Wherever the word "text" appears in a line, copy that line.

[START OF Supplied data]

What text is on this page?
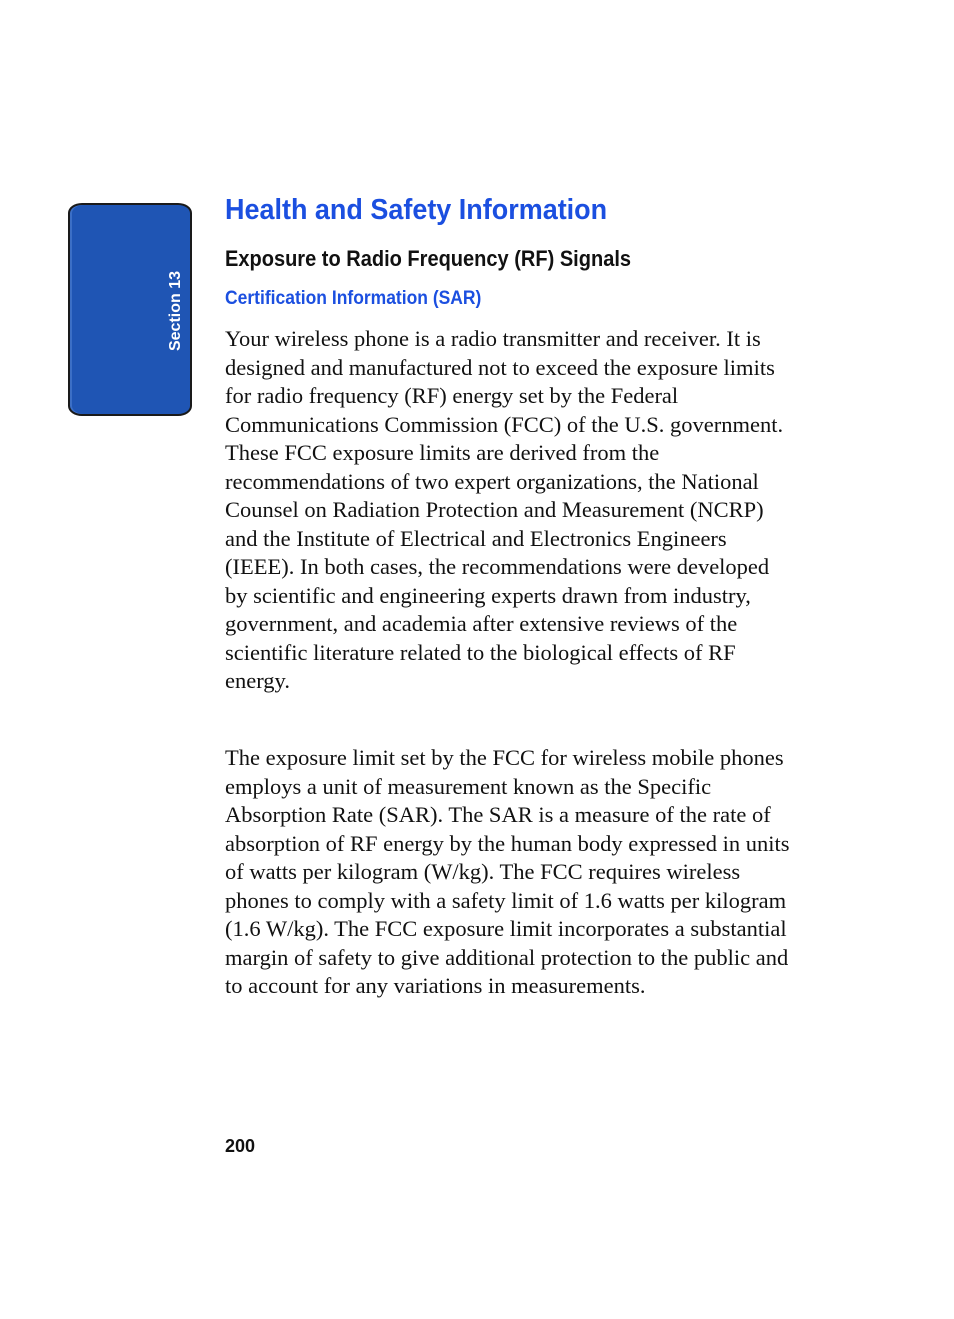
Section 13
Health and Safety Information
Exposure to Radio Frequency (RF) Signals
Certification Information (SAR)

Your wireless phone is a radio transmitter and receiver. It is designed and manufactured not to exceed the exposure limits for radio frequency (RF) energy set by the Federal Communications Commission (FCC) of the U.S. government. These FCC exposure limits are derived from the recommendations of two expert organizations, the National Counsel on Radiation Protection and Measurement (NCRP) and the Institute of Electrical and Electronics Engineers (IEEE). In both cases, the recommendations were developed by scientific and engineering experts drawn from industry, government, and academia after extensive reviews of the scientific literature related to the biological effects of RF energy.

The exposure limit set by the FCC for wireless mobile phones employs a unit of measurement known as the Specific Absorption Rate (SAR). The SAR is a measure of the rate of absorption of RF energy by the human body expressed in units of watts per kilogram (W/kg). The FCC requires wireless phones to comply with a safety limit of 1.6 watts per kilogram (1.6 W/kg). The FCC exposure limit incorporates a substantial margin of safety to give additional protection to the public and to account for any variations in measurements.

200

[END OF Supplied data]
[START OF Supplied data]

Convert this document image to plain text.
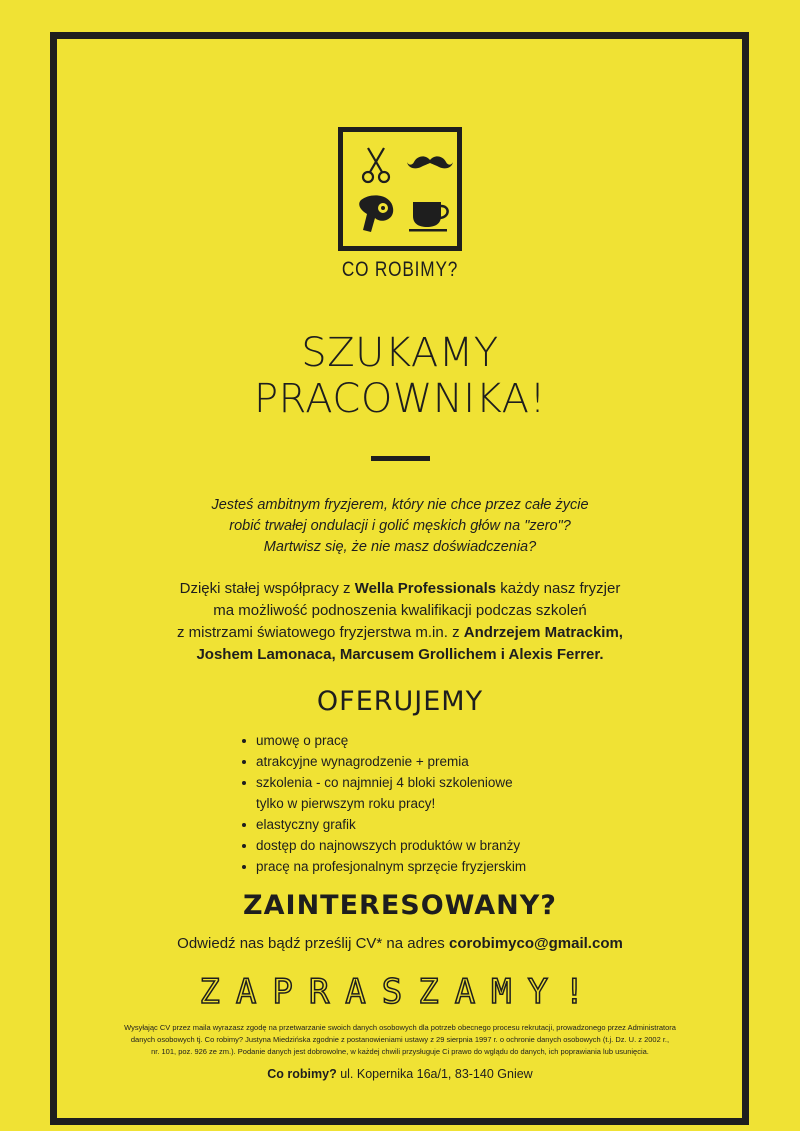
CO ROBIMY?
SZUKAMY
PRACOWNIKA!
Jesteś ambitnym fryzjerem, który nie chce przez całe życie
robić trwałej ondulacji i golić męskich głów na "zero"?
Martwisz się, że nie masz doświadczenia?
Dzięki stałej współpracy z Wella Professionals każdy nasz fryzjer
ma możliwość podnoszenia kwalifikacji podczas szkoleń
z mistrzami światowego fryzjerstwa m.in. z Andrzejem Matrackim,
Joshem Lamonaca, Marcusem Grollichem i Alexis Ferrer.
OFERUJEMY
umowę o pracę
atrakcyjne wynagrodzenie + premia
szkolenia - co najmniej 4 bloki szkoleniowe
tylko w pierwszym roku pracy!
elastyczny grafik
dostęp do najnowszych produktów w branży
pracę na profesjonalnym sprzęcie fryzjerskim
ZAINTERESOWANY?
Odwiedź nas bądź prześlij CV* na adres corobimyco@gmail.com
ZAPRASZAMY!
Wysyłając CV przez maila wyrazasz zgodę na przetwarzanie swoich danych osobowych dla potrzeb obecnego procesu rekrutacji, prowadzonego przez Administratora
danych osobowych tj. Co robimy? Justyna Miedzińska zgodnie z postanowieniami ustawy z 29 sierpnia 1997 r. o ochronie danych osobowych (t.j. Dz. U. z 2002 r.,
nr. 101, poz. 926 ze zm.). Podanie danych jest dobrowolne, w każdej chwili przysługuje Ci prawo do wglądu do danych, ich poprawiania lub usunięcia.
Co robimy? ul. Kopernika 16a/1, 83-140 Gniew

[END OF Supplied data]

**Completed task:**
What text is on this page?
Convert this document image to plain text.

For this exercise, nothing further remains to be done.